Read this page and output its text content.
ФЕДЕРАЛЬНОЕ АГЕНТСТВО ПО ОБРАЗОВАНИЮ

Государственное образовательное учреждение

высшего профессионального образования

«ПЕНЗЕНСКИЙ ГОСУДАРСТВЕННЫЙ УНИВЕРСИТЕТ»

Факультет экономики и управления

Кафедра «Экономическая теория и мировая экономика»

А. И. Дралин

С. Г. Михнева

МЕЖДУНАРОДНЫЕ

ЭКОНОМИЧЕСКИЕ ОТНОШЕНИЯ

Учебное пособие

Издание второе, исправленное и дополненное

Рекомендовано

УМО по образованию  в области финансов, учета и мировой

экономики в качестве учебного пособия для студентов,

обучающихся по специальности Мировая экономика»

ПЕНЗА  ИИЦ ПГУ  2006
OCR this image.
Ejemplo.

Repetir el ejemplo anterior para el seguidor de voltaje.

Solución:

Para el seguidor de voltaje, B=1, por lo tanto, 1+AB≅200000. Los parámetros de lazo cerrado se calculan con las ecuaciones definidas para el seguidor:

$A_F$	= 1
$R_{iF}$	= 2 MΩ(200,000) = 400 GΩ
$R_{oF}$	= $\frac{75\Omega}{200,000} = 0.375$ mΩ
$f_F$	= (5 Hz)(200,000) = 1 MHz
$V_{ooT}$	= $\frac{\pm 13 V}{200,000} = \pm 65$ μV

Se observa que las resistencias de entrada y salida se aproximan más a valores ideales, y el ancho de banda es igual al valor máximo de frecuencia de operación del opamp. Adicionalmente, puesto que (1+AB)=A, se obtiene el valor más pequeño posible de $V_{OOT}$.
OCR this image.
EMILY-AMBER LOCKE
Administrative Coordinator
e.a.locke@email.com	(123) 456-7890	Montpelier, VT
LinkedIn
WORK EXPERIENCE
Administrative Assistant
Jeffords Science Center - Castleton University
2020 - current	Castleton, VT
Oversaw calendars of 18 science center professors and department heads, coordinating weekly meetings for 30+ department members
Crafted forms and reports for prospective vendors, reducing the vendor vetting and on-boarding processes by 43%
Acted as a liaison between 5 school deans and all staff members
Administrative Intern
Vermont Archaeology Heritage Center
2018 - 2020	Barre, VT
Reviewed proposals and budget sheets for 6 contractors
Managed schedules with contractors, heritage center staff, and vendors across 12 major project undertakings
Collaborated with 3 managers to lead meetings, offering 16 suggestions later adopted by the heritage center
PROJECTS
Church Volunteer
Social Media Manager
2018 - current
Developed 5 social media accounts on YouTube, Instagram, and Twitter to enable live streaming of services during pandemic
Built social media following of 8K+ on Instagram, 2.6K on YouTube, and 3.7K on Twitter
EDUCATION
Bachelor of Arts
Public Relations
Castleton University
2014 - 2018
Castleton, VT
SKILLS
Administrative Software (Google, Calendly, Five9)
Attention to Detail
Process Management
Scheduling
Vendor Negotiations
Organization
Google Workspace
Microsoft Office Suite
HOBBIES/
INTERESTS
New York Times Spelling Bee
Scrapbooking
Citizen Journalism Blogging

--- PROBLEM TO SOLVE ---
Identify the lines that hold the word "contractors". Copy every one of them.

--- FULL OUTPUT ---
Reviewed proposals and budget sheets for 6 contractors
Managed schedules with contractors, heritage center staff, and vendors across 12 major project undertakings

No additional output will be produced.